-- START OF Record set --

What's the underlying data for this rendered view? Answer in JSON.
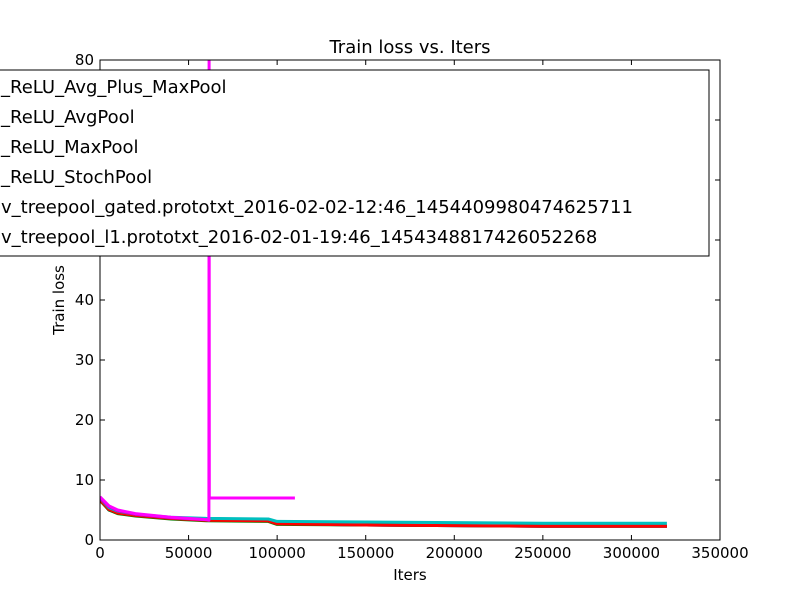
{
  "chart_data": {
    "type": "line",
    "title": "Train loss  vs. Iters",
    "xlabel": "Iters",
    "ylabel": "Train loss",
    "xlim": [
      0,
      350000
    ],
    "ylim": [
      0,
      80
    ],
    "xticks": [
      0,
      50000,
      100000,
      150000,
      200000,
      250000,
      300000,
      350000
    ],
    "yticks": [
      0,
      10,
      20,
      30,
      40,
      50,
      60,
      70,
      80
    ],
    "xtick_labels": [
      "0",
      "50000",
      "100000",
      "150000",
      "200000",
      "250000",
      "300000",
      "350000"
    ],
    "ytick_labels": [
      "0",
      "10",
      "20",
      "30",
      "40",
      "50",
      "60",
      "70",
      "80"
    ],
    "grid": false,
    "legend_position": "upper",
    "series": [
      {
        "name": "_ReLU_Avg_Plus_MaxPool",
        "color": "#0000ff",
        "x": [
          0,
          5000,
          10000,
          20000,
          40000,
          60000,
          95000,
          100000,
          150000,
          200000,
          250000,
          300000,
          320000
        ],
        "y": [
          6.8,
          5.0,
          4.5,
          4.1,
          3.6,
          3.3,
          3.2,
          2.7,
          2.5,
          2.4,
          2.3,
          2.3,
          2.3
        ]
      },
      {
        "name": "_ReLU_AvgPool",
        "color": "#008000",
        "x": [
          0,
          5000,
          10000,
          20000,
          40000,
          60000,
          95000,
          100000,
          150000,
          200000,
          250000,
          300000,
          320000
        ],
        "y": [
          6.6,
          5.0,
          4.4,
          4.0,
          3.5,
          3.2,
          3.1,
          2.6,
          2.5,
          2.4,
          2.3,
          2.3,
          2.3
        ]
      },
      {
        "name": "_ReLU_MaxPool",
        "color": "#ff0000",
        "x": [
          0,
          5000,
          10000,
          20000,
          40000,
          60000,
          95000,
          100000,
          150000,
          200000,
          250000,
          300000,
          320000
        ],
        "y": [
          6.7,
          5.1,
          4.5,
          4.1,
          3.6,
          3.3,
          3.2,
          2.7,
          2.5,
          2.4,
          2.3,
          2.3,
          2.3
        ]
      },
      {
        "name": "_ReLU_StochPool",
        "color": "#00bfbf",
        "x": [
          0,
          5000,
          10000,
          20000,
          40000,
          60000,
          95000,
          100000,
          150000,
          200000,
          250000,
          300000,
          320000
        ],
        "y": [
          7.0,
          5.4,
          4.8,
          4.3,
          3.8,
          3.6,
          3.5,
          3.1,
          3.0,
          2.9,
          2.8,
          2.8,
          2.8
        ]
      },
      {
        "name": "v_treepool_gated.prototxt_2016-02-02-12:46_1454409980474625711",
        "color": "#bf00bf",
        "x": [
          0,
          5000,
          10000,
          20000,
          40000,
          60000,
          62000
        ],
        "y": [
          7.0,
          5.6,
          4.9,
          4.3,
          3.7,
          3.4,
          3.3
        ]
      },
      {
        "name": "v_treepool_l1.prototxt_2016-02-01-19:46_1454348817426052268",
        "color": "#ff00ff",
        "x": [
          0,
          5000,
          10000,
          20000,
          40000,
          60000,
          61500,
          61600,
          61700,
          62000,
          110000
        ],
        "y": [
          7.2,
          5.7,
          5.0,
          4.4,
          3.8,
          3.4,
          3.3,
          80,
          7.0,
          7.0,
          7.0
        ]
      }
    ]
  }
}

-- END OF Record set --
-- START OF Record set --

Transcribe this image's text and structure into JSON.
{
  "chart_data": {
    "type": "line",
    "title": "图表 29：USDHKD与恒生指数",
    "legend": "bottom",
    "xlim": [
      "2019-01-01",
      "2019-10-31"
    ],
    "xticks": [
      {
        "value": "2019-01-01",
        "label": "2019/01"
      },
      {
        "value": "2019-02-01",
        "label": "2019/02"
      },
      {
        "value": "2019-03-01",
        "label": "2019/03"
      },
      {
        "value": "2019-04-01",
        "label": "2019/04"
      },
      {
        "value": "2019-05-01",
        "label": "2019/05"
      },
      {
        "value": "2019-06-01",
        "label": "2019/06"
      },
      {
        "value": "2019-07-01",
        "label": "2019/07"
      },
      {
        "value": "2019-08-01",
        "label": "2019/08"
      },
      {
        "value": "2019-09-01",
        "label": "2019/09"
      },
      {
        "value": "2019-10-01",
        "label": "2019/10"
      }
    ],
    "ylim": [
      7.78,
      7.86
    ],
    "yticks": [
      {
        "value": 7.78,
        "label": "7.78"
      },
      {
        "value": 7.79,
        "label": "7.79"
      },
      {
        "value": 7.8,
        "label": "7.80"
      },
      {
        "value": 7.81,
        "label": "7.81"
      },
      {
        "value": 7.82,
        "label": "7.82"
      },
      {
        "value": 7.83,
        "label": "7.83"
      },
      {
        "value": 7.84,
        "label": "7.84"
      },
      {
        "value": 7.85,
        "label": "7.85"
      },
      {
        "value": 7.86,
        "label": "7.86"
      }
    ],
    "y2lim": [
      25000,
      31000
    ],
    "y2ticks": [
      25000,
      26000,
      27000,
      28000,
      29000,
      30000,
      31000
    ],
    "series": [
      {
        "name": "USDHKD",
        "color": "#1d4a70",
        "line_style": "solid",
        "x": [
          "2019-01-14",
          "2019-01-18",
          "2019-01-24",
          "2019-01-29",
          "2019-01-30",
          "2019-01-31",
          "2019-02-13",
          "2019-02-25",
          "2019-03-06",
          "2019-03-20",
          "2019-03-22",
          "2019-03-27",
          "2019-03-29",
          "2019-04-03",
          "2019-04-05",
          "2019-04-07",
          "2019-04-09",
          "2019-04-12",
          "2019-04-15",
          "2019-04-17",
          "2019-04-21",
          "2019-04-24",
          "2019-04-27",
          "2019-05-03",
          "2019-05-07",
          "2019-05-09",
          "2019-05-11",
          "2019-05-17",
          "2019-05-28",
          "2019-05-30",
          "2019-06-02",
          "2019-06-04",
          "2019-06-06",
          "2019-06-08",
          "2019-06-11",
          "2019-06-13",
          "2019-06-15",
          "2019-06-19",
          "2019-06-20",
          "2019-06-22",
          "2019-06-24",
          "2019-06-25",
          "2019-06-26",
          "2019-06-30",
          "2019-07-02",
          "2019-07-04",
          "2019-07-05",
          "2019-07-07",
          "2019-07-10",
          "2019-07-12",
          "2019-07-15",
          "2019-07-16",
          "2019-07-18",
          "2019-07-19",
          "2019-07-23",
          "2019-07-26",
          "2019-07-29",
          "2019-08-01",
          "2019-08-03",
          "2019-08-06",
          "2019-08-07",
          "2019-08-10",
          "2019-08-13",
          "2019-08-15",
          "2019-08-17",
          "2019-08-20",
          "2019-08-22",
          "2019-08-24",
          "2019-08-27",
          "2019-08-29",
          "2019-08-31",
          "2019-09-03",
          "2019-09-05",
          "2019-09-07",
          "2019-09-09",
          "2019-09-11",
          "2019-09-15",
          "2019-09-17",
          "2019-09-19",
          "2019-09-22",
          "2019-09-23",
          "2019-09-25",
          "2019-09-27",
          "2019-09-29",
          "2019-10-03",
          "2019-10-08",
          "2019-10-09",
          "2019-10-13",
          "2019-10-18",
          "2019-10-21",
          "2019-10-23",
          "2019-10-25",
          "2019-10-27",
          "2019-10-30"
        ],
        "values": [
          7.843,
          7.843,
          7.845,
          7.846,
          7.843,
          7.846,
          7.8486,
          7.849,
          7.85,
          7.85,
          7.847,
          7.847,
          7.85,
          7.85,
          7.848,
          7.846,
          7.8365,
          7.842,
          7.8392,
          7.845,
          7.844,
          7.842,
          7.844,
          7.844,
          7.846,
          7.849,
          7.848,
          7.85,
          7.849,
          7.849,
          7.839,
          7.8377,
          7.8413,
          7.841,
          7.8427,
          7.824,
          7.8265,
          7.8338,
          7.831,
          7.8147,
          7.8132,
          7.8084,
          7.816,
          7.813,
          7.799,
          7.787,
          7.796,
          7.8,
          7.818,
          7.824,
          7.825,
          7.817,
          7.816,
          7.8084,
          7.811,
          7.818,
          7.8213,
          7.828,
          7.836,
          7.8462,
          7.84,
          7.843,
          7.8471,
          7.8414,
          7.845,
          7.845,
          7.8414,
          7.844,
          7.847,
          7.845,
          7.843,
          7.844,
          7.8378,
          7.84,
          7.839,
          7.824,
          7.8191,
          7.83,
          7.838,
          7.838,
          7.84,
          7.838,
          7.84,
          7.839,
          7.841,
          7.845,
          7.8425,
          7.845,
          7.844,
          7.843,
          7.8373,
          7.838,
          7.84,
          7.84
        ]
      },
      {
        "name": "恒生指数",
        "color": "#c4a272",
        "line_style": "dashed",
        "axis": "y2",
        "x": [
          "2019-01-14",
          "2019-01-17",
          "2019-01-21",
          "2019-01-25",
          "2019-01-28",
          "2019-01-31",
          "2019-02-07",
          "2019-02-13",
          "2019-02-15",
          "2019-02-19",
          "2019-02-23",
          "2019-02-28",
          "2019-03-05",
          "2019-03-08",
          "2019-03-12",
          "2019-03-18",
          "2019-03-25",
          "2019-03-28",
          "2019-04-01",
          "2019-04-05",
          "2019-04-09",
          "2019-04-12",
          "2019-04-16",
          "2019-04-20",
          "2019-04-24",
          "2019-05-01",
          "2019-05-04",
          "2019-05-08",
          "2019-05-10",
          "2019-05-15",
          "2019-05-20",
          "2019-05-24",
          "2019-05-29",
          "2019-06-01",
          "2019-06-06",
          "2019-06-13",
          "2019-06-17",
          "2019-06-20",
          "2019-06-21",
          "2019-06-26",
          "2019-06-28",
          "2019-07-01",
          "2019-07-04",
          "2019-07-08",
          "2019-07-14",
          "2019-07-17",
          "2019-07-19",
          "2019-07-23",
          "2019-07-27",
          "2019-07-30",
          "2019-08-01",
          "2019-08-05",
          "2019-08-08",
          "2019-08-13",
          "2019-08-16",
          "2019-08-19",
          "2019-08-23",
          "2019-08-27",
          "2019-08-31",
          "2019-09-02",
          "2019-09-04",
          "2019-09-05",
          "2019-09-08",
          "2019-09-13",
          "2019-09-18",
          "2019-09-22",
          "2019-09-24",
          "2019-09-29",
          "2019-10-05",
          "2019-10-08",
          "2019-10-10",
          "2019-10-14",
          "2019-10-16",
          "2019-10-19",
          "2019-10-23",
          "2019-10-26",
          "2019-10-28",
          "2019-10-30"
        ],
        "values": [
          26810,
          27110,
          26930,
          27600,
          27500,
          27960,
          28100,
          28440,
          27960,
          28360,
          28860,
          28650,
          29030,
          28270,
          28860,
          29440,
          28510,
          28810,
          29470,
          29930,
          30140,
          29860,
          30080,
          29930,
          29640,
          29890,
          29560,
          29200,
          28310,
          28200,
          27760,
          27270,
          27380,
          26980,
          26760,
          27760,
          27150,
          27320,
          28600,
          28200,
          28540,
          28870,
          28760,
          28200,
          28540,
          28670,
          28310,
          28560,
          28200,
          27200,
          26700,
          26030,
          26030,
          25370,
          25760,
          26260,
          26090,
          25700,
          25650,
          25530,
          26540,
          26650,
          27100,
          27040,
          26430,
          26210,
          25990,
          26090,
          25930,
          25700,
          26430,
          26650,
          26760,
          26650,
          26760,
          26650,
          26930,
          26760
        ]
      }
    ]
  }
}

-- END OF Record set --

Select the lines from the entries that include the word "Train".

> Answer to the exercise
    "title": "Train loss  vs. Iters",
    "ylabel": "Train loss",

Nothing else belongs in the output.